▶ _WHAT THE EXERCISE ASKS_:
From the data that follows, copy every line holding the string "pair".

▶ _STORED RECORDS_:
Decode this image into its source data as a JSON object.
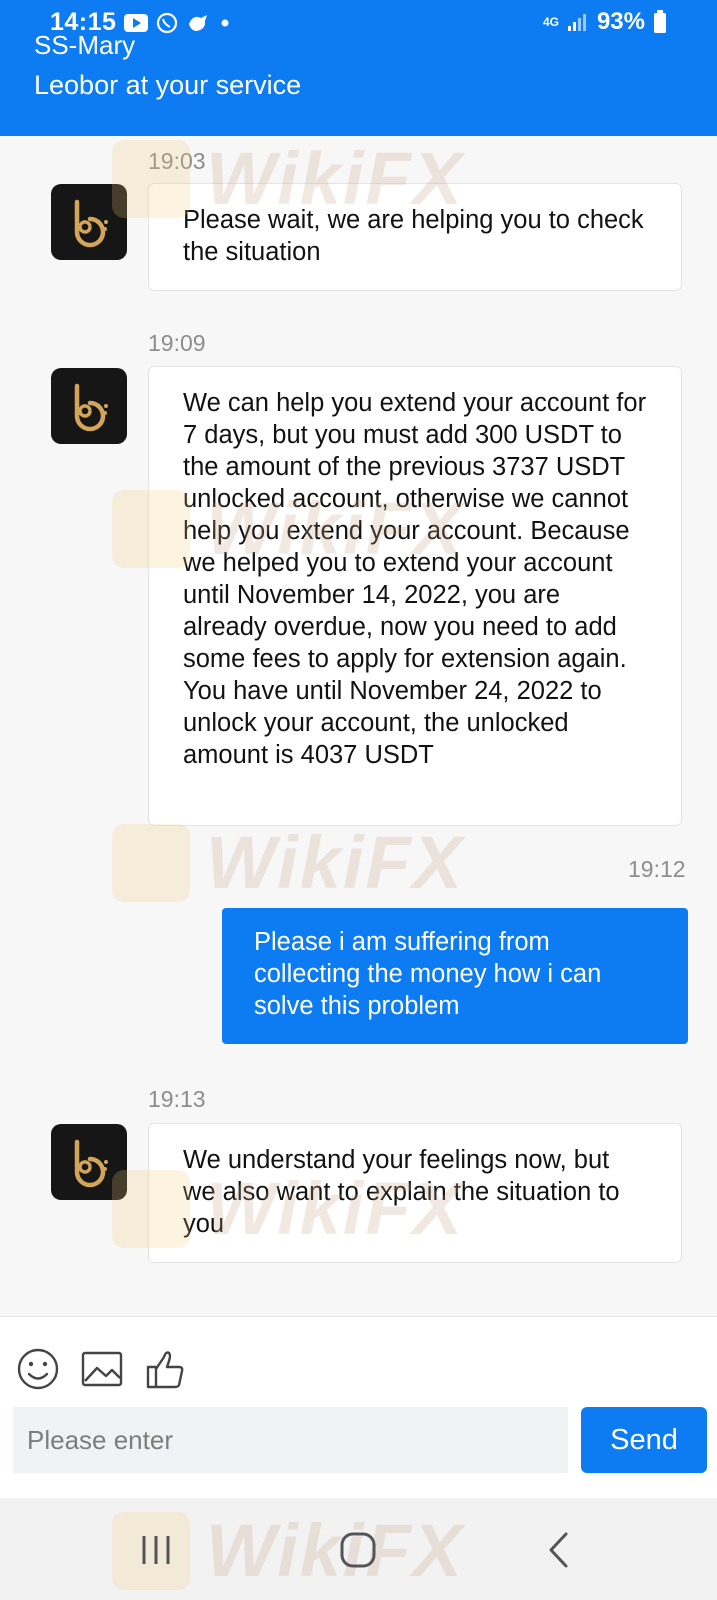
{
  "status_bar": {
    "time": "14:15",
    "network": "4G",
    "battery": "93%",
    "icons_left": [
      "youtube-icon",
      "whatsapp-icon",
      "bird-icon",
      "dot-icon"
    ]
  },
  "header": {
    "contact_name": "SS-Mary",
    "subtitle": "Leobor at your service"
  },
  "messages": [
    {
      "time": "19:03",
      "sender": "agent",
      "text": "Please wait, we are helping you to check the situation"
    },
    {
      "time": "19:09",
      "sender": "agent",
      "text": "We can help you extend your account for 7 days, but you must add 300 USDT to the amount of the previous 3737 USDT unlocked account, otherwise we cannot help you extend your account. Because we helped you to extend your account until November 14, 2022, you are already overdue, now you need to add some fees to apply for extension again. You have until November 24, 2022 to unlock your account, the unlocked amount is 4037 USDT"
    },
    {
      "time": "19:12",
      "sender": "user",
      "text": "Please i am suffering from collecting the money how i can solve this problem"
    },
    {
      "time": "19:13",
      "sender": "agent",
      "text": "We understand your feelings now, but we also want to explain the situation to you"
    }
  ],
  "composer": {
    "placeholder": "Please enter",
    "send_label": "Send",
    "tools": [
      "emoji-icon",
      "image-icon",
      "thumbs-up-icon"
    ]
  },
  "watermark": "WikiFX",
  "colors": {
    "header": "#0d7cf2",
    "user_bubble": "#0d7cf2",
    "background": "#f7f7f7"
  }
}
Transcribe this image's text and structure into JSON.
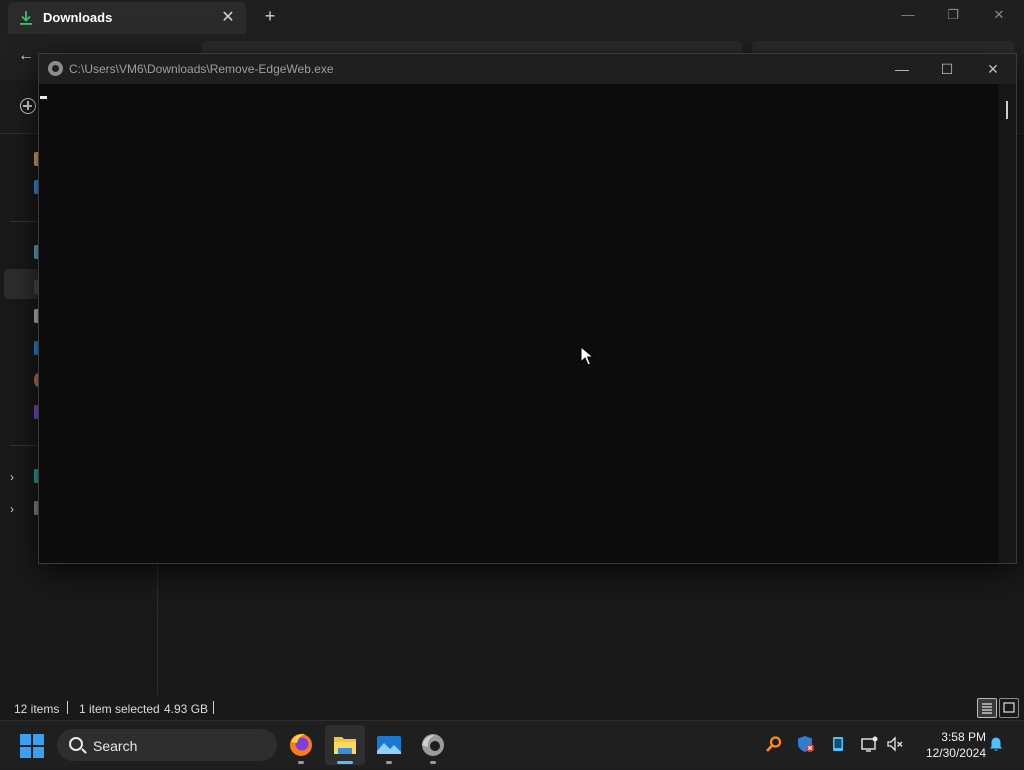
{
  "explorer": {
    "tab_title": "Downloads",
    "tab_close": "✕",
    "new_tab": "+",
    "window_controls": {
      "minimize": "—",
      "maximize": "❐",
      "close": "✕"
    },
    "nav": {
      "back": "←"
    },
    "status": {
      "item_count": "12 items",
      "selection": "1 item selected",
      "size": "4.93 GB"
    }
  },
  "console": {
    "title": "C:\\Users\\VM6\\Downloads\\Remove-EdgeWeb.exe",
    "controls": {
      "minimize": "—",
      "maximize": "☐",
      "close": "✕"
    }
  },
  "taskbar": {
    "search_label": "Search",
    "apps": [
      "firefox",
      "file-explorer",
      "photos",
      "edge"
    ],
    "clock": {
      "time": "3:58 PM",
      "date": "12/30/2024"
    }
  },
  "colors": {
    "accent": "#4cc2ff",
    "start": "#3aa0f2",
    "console_bg": "#0c0c0c",
    "downloads_icon": "#35c46a"
  }
}
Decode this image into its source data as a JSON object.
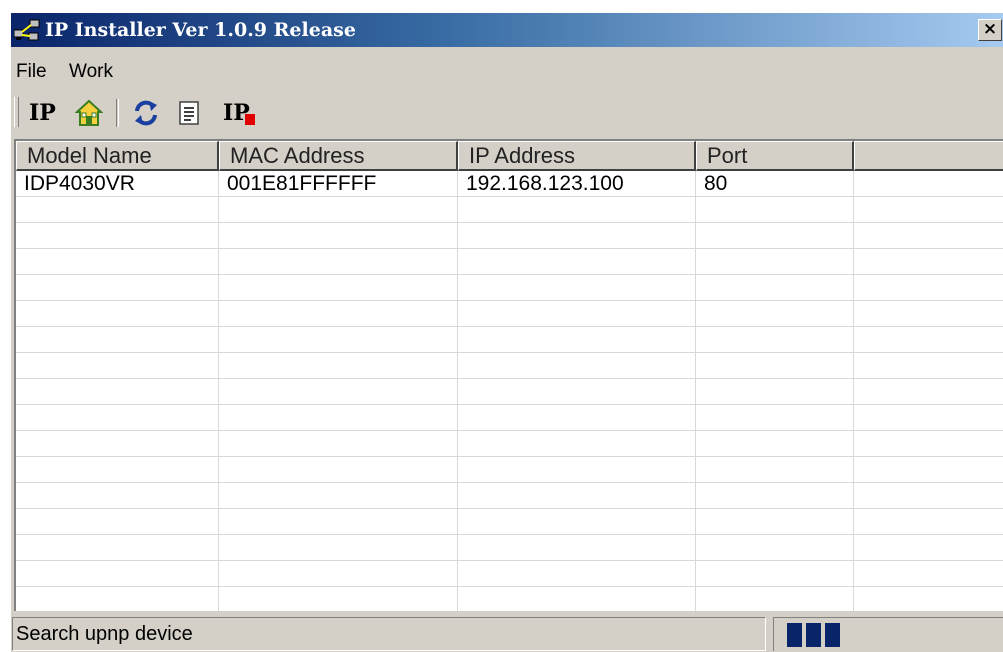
{
  "window": {
    "title": "IP Installer Ver 1.0.9 Release",
    "close_label": "×"
  },
  "menu": {
    "items": [
      {
        "label": "File"
      },
      {
        "label": "Work"
      }
    ]
  },
  "toolbar": {
    "buttons": [
      {
        "icon": "ip-text-icon",
        "label": "IP"
      },
      {
        "icon": "home-icon"
      },
      {
        "icon": "refresh-icon"
      },
      {
        "icon": "list-icon"
      },
      {
        "icon": "ip-red-icon",
        "label": "IP"
      }
    ]
  },
  "table": {
    "columns": [
      "Model Name",
      "MAC Address",
      "IP Address",
      "Port",
      ""
    ],
    "rows": [
      [
        "IDP4030VR",
        "001E81FFFFFF",
        "192.168.123.100",
        "80",
        ""
      ]
    ]
  },
  "status": {
    "text": "Search upnp device",
    "progress_blocks": 3
  },
  "colors": {
    "title_gradient_start": "#0a246a",
    "title_gradient_end": "#a6caf0",
    "progress": "#0a246a",
    "window_face": "#d4d0c8"
  }
}
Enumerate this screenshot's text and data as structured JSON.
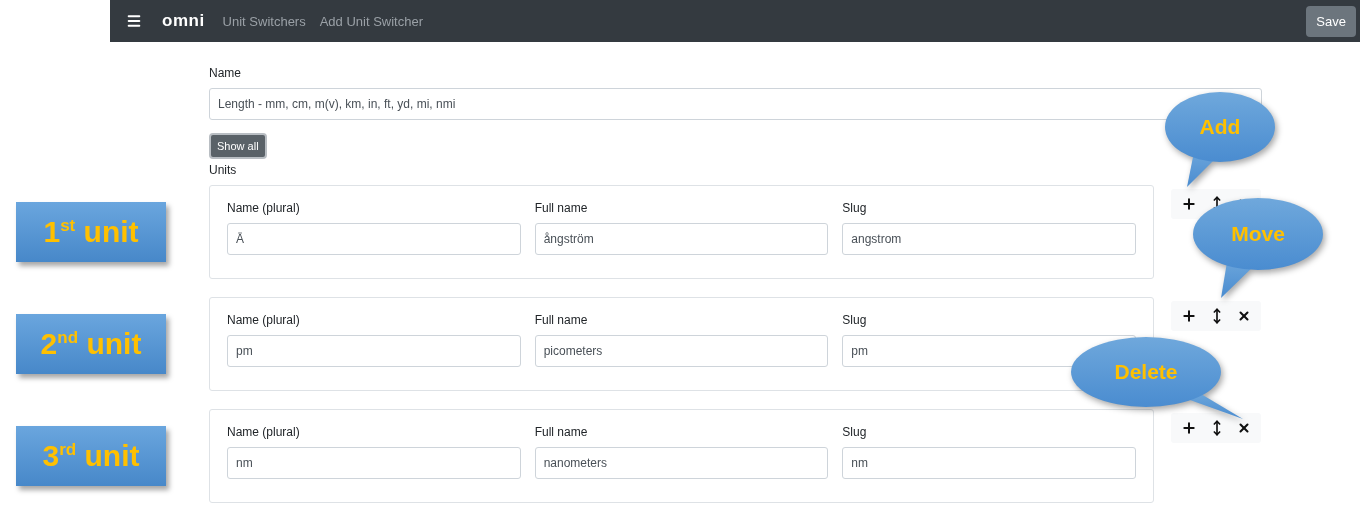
{
  "navbar": {
    "brand": "omni",
    "links": [
      "Unit Switchers",
      "Add Unit Switcher"
    ],
    "save_button": "Save"
  },
  "name_field": {
    "label": "Name",
    "value": "Length - mm, cm, m(v), km, in, ft, yd, mi, nmi"
  },
  "show_all_button": "Show all",
  "units_label": "Units",
  "units": [
    {
      "tag": "1$^{st}$ unit",
      "fields": [
        {
          "label": "Name (plural)",
          "value": "Å"
        },
        {
          "label": "Full name",
          "value": "ångström"
        },
        {
          "label": "Slug",
          "value": "angstrom"
        }
      ]
    },
    {
      "tag": "2$^{nd}$ unit",
      "fields": [
        {
          "label": "Name (plural)",
          "value": "pm"
        },
        {
          "label": "Full name",
          "value": "picometers"
        },
        {
          "label": "Slug",
          "value": "pm"
        }
      ]
    },
    {
      "tag": "3$^{rd}$ unit",
      "fields": [
        {
          "label": "Name (plural)",
          "value": "nm"
        },
        {
          "label": "Full name",
          "value": "nanometers"
        },
        {
          "label": "Slug",
          "value": "nm"
        }
      ]
    }
  ],
  "callouts": [
    {
      "text": "Add",
      "kind": "add"
    },
    {
      "text": "Move",
      "kind": "move"
    },
    {
      "text": "Delete",
      "kind": "delete"
    }
  ]
}
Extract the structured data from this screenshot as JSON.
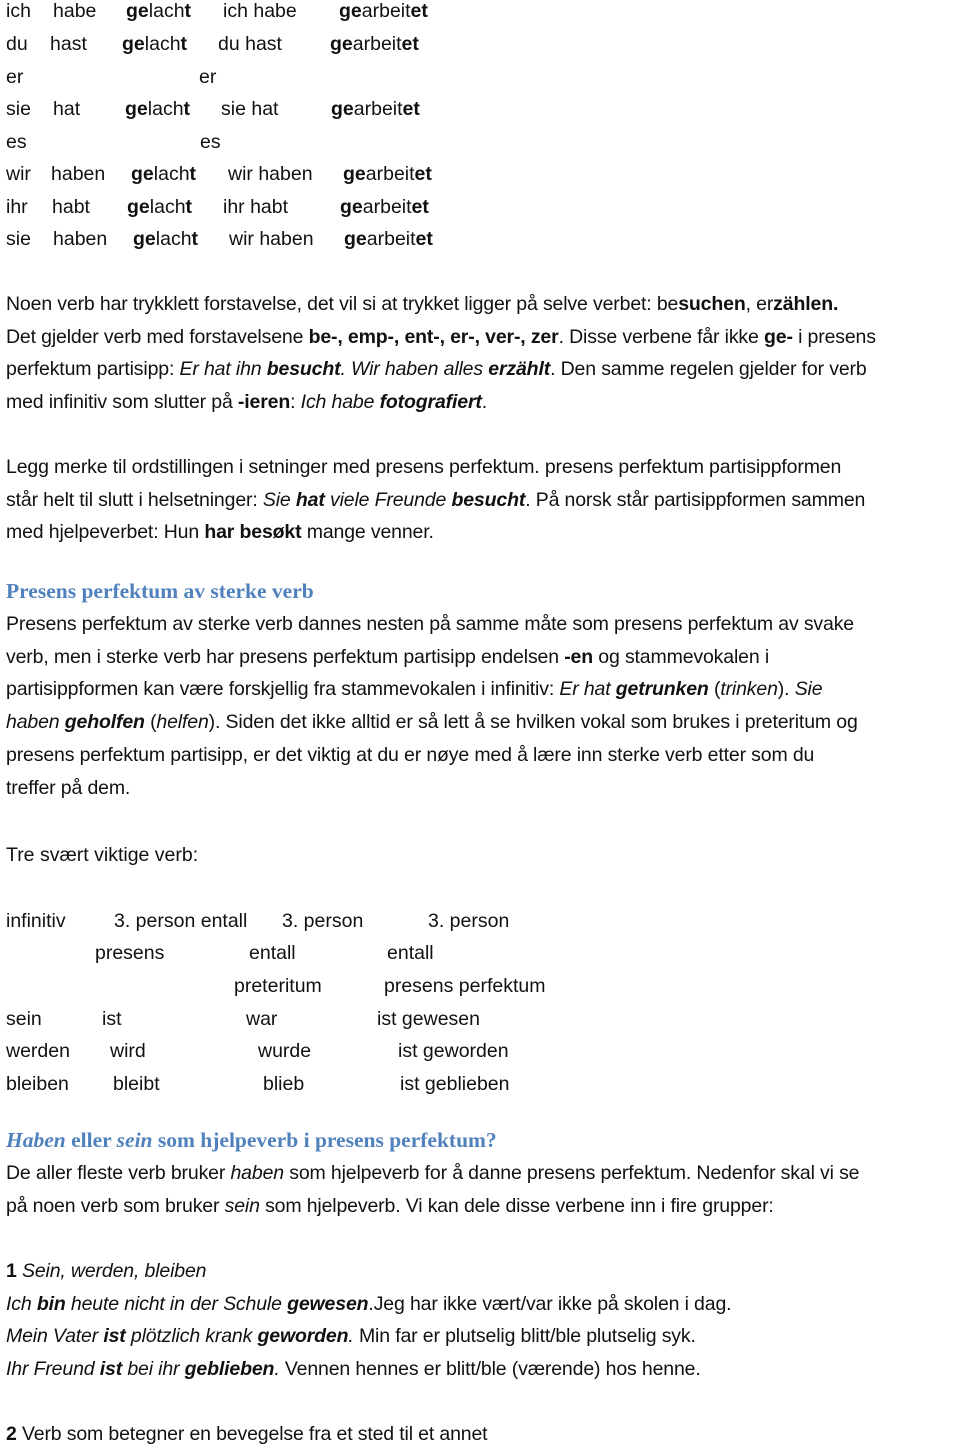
{
  "theme": {
    "heading_color": "#4F81BD",
    "text_color": "#111111"
  },
  "conjugation": {
    "rows": [
      {
        "pronoun": "ich",
        "aux": "habe",
        "p1_pre": "ge",
        "p1_mid": "lach",
        "p1_suf": "t",
        "pair": "ich habe",
        "p2_pre": "ge",
        "p2_mid": "arbeit",
        "p2_suf": "et"
      },
      {
        "pronoun": "du",
        "aux": "hast",
        "p1_pre": "ge",
        "p1_mid": "lach",
        "p1_suf": "t",
        "pair": "du hast",
        "p2_pre": "ge",
        "p2_mid": "arbeit",
        "p2_suf": "et"
      },
      {
        "pronoun": "er",
        "aux": "",
        "p1_pre": "",
        "p1_mid": "",
        "p1_suf": "",
        "pair": "er",
        "p2_pre": "",
        "p2_mid": "",
        "p2_suf": ""
      },
      {
        "pronoun": "sie",
        "aux": "hat",
        "p1_pre": "ge",
        "p1_mid": "lach",
        "p1_suf": "t",
        "pair": "sie hat",
        "p2_pre": "ge",
        "p2_mid": "arbeit",
        "p2_suf": "et"
      },
      {
        "pronoun": "es",
        "aux": "",
        "p1_pre": "",
        "p1_mid": "",
        "p1_suf": "",
        "pair": "es",
        "p2_pre": "",
        "p2_mid": "",
        "p2_suf": ""
      },
      {
        "pronoun": "wir",
        "aux": "haben",
        "p1_pre": "ge",
        "p1_mid": "lach",
        "p1_suf": "t",
        "pair": "wir haben",
        "p2_pre": "ge",
        "p2_mid": "arbeit",
        "p2_suf": "et"
      },
      {
        "pronoun": "ihr",
        "aux": "habt",
        "p1_pre": "ge",
        "p1_mid": "lach",
        "p1_suf": "t",
        "pair": "ihr habt",
        "p2_pre": "ge",
        "p2_mid": "arbeit",
        "p2_suf": "et"
      },
      {
        "pronoun": "sie",
        "aux": "haben",
        "p1_pre": "ge",
        "p1_mid": "lach",
        "p1_suf": "t",
        "pair": "wir haben",
        "p2_pre": "ge",
        "p2_mid": "arbeit",
        "p2_suf": "et"
      }
    ]
  },
  "para1": {
    "l1": {
      "a": "Noen verb har trykklett forstavelse, det vil si at trykket ligger på selve verbet: be",
      "b": "suchen",
      "c": ", er",
      "d": "zählen."
    },
    "l2": {
      "a": "Det gjelder verb med forstavelsene ",
      "b": "be-, emp-, ent-, er-, ver-, zer",
      "c": ". Disse verbene får ikke ",
      "d": "ge-",
      "e": " i presens"
    },
    "l3": {
      "a": "perfektum partisipp: ",
      "b": "Er hat ihn ",
      "c": "besucht",
      "d": ". Wir haben alles ",
      "e": "erzählt",
      "f": ". Den samme regelen gjelder for verb"
    },
    "l4": {
      "a": "med infinitiv som slutter på ",
      "b": "-ieren",
      "c": ": ",
      "d": "Ich habe ",
      "e": "fotografiert",
      "f": "."
    }
  },
  "para2": {
    "l1": "Legg merke til ordstillingen i setninger med presens perfektum. presens perfektum partisippformen",
    "l2": {
      "a": "står helt til slutt i helsetninger: ",
      "b": "Sie ",
      "c": "hat",
      "d": " viele Freunde ",
      "e": "besucht",
      "f": ". På norsk står partisippformen sammen"
    },
    "l3": {
      "a": "med hjelpeverbet: Hun ",
      "b": "har besøkt",
      "c": " mange venner."
    }
  },
  "heading1": "Presens perfektum av sterke verb",
  "para3": {
    "l1": "Presens perfektum av sterke verb dannes nesten på samme måte som presens perfektum av svake",
    "l2": {
      "a": "verb, men i sterke verb har presens perfektum partisipp endelsen ",
      "b": "-en",
      "c": " og stammevokalen i"
    },
    "l3": {
      "a": "partisippformen kan være forskjellig fra stammevokalen i infinitiv: ",
      "b": "Er hat ",
      "c": "getrunken",
      "d": " (",
      "e": "trinken",
      "f": "). ",
      "g": "Sie"
    },
    "l4": {
      "a": "haben ",
      "b": "geholfen",
      "c": " (",
      "d": "helfen",
      "e": "). Siden det ikke alltid er så lett å se hvilken vokal som brukes i preteritum og"
    },
    "l5": "presens perfektum partisipp, er det viktig at du er nøye med å lære inn sterke verb etter som du",
    "l6": "treffer på dem."
  },
  "intro_verbs": "Tre svært viktige verb:",
  "verb_table": {
    "headers": {
      "c1": "infinitiv",
      "c2": "3. person entall",
      "c2b": "presens",
      "c3": "3. person",
      "c3b": "entall",
      "c3c": "preteritum",
      "c4": "3. person",
      "c4b": "entall",
      "c4c": "presens perfektum"
    },
    "rows": [
      {
        "inf": "sein",
        "pres": "ist",
        "pret": "war",
        "perf": "ist gewesen"
      },
      {
        "inf": "werden",
        "pres": "wird",
        "pret": "wurde",
        "perf": "ist geworden"
      },
      {
        "inf": "bleiben",
        "pres": "bleibt",
        "pret": "blieb",
        "perf": "ist geblieben"
      }
    ]
  },
  "heading2": {
    "a": "Haben",
    "b": " eller ",
    "c": "sein",
    "d": " som hjelpeverb i presens perfektum?"
  },
  "para4": {
    "l1": {
      "a": "De aller fleste verb bruker ",
      "b": "haben",
      "c": " som hjelpeverb for å danne presens perfektum. Nedenfor skal vi se"
    },
    "l2": {
      "a": "på noen verb som bruker ",
      "b": "sein",
      "c": " som hjelpeverb. Vi kan dele disse verbene inn i fire grupper:"
    }
  },
  "group1": {
    "num": "1",
    "title": " Sein, werden, bleiben",
    "ex1": {
      "a": "Ich ",
      "b": "bin",
      "c": " heute nicht in der Schule ",
      "d": "gewesen",
      "e": ".",
      "f": "Jeg har ikke vært/var ikke på skolen i dag."
    },
    "ex2": {
      "a": "Mein Vater ",
      "b": "ist",
      "c": " plötzlich krank ",
      "d": "geworden",
      "e": ".",
      "f": " Min far er plutselig blitt/ble plutselig syk."
    },
    "ex3": {
      "a": "Ihr Freund ",
      "b": "ist",
      "c": " bei ihr ",
      "d": "geblieben",
      "e": ".",
      "f": " Vennen hennes er blitt/ble (værende) hos henne."
    }
  },
  "group2": {
    "num": "2",
    "title": " Verb som betegner en bevegelse fra et sted til et annet"
  }
}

▶ _RESULT OF THIS EXERCISE_:
        "pair": "ich habe",
        "pair": "du hast",
        "pair": "er",
        "pair": "sie hat",
        "pair": "es",
        "pair": "wir haben",
        "pair": "ihr habt",
        "pair": "wir haben",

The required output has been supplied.